What to produce:
From the entries below, please gather each line containing the string "General".

Data rows:
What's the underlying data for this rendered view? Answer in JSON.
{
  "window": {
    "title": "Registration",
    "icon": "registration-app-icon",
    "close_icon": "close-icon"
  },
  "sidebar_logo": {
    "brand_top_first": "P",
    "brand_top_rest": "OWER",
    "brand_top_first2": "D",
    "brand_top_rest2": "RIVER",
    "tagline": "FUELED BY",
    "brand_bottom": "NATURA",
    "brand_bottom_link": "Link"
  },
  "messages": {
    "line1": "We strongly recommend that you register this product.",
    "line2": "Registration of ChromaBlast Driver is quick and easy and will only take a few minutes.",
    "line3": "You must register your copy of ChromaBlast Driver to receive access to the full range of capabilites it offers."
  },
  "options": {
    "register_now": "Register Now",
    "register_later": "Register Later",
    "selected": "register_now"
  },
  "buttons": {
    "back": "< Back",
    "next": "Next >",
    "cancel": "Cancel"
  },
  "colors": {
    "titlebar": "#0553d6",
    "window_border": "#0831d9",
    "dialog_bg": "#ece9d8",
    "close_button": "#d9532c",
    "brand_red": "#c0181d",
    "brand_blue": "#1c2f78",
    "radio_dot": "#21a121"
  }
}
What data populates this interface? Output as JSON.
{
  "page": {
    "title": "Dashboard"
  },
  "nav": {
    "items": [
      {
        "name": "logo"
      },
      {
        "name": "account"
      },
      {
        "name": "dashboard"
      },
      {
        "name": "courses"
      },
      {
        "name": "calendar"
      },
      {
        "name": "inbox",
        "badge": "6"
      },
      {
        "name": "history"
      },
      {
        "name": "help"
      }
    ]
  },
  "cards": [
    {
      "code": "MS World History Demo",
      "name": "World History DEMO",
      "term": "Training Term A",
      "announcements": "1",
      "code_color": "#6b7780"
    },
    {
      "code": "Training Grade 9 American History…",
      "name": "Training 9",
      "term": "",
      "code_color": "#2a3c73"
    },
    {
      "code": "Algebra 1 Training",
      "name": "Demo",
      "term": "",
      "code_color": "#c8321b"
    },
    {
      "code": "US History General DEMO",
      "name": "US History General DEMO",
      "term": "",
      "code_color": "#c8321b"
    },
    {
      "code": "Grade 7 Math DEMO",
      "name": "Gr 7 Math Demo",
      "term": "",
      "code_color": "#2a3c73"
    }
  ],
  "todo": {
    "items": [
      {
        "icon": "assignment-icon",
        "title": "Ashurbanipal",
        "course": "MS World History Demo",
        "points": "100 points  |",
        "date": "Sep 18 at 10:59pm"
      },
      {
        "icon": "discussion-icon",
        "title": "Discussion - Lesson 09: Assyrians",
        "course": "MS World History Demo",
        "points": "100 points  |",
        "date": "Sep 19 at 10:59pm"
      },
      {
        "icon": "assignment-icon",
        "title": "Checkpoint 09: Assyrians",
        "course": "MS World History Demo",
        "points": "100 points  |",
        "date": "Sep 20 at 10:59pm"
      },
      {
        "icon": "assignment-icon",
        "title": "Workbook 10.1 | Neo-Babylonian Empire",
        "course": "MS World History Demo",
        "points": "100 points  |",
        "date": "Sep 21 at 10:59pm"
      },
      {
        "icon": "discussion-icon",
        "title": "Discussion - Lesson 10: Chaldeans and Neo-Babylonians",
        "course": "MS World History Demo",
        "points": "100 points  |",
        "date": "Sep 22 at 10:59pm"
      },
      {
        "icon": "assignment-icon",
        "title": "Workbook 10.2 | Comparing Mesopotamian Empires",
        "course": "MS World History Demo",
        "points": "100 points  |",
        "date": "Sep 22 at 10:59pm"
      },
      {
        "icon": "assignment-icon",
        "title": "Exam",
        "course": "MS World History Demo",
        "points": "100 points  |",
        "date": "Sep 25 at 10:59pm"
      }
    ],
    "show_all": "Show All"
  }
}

Answer for the task:
      "code": "US History General DEMO",
      "name": "US History General DEMO",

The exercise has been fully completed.